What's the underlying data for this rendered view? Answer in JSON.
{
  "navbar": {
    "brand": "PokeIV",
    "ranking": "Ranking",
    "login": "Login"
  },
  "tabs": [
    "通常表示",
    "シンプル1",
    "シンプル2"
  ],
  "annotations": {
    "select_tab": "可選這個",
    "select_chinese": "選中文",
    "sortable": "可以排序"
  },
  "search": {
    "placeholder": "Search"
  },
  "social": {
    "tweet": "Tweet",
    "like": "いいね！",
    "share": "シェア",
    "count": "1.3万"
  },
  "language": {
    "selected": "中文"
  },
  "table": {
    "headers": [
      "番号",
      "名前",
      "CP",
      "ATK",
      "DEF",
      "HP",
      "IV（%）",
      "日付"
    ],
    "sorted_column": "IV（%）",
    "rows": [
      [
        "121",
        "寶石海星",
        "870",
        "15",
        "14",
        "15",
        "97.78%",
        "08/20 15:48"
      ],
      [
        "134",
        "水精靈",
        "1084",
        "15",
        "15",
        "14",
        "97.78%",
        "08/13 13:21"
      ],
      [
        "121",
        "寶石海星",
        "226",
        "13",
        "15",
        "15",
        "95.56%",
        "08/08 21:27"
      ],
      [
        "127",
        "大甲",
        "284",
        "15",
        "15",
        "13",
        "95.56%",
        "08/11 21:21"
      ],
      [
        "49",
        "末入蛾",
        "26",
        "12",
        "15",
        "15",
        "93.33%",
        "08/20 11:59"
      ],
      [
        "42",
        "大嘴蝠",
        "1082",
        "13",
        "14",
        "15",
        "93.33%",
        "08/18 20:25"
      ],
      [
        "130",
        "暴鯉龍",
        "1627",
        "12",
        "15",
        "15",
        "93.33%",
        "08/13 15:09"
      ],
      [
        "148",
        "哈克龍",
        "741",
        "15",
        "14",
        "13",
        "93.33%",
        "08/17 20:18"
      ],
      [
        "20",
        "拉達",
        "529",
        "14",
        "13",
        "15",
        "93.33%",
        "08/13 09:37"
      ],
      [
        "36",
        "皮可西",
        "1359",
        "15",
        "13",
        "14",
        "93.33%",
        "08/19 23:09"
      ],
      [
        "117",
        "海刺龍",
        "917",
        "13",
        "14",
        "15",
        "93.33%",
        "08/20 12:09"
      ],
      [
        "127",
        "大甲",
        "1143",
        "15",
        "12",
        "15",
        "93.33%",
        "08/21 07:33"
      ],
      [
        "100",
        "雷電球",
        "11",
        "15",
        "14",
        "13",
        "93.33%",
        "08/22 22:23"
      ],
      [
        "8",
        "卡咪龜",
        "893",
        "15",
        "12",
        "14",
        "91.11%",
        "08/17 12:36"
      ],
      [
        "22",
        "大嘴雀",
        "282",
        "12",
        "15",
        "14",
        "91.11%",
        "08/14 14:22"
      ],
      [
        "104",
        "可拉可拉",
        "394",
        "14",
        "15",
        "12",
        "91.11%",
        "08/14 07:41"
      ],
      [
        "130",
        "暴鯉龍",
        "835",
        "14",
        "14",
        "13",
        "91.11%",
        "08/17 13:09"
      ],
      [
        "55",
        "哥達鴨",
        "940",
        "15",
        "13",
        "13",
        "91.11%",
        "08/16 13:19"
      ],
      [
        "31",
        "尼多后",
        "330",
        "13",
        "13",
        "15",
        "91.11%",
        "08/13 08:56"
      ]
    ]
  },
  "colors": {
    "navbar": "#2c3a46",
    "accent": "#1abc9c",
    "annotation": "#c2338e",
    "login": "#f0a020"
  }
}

****************

_TASK REQUIREMENTS_. Could you transcribe the records in full, exactly?

_SOLUTION FOR THIS PROBLEM_.
What's the underlying data for this rendered view? Answer in JSON.
{
  "navbar": {
    "brand": "PokeIV",
    "ranking": "Ranking",
    "login": "Login"
  },
  "tabs": [
    "通常表示",
    "シンプル1",
    "シンプル2"
  ],
  "annotations": {
    "select_tab": "可選這個",
    "select_chinese": "選中文",
    "sortable": "可以排序"
  },
  "search": {
    "placeholder": "Search"
  },
  "social": {
    "tweet": "Tweet",
    "like": "いいね！",
    "share": "シェア",
    "count": "1.3万"
  },
  "language": {
    "selected": "中文"
  },
  "table": {
    "headers": [
      "番号",
      "名前",
      "CP",
      "ATK",
      "DEF",
      "HP",
      "IV（%）",
      "日付"
    ],
    "sorted_column": "IV（%）",
    "rows": [
      [
        "121",
        "寶石海星",
        "870",
        "15",
        "14",
        "15",
        "97.78%",
        "08/20 15:48"
      ],
      [
        "134",
        "水精靈",
        "1084",
        "15",
        "15",
        "14",
        "97.78%",
        "08/13 13:21"
      ],
      [
        "121",
        "寶石海星",
        "226",
        "13",
        "15",
        "15",
        "95.56%",
        "08/08 21:27"
      ],
      [
        "127",
        "大甲",
        "284",
        "15",
        "15",
        "13",
        "95.56%",
        "08/11 21:21"
      ],
      [
        "49",
        "末入蛾",
        "26",
        "12",
        "15",
        "15",
        "93.33%",
        "08/20 11:59"
      ],
      [
        "42",
        "大嘴蝠",
        "1082",
        "13",
        "14",
        "15",
        "93.33%",
        "08/18 20:25"
      ],
      [
        "130",
        "暴鯉龍",
        "1627",
        "12",
        "15",
        "15",
        "93.33%",
        "08/13 15:09"
      ],
      [
        "148",
        "哈克龍",
        "741",
        "15",
        "14",
        "13",
        "93.33%",
        "08/17 20:18"
      ],
      [
        "20",
        "拉達",
        "529",
        "14",
        "13",
        "15",
        "93.33%",
        "08/13 09:37"
      ],
      [
        "36",
        "皮可西",
        "1359",
        "15",
        "13",
        "14",
        "93.33%",
        "08/19 23:09"
      ],
      [
        "117",
        "海刺龍",
        "917",
        "13",
        "14",
        "15",
        "93.33%",
        "08/20 12:09"
      ],
      [
        "127",
        "大甲",
        "1143",
        "15",
        "12",
        "15",
        "93.33%",
        "08/21 07:33"
      ],
      [
        "100",
        "雷電球",
        "11",
        "15",
        "14",
        "13",
        "93.33%",
        "08/22 22:23"
      ],
      [
        "8",
        "卡咪龜",
        "893",
        "15",
        "12",
        "14",
        "91.11%",
        "08/17 12:36"
      ],
      [
        "22",
        "大嘴雀",
        "282",
        "12",
        "15",
        "14",
        "91.11%",
        "08/14 14:22"
      ],
      [
        "104",
        "可拉可拉",
        "394",
        "14",
        "15",
        "12",
        "91.11%",
        "08/14 07:41"
      ],
      [
        "130",
        "暴鯉龍",
        "835",
        "14",
        "14",
        "13",
        "91.11%",
        "08/17 13:09"
      ],
      [
        "55",
        "哥達鴨",
        "940",
        "15",
        "13",
        "13",
        "91.11%",
        "08/16 13:19"
      ],
      [
        "31",
        "尼多后",
        "330",
        "13",
        "13",
        "15",
        "91.11%",
        "08/13 08:56"
      ]
    ]
  },
  "colors": {
    "navbar": "#2c3a46",
    "accent": "#1abc9c",
    "annotation": "#c2338e",
    "login": "#f0a020"
  }
}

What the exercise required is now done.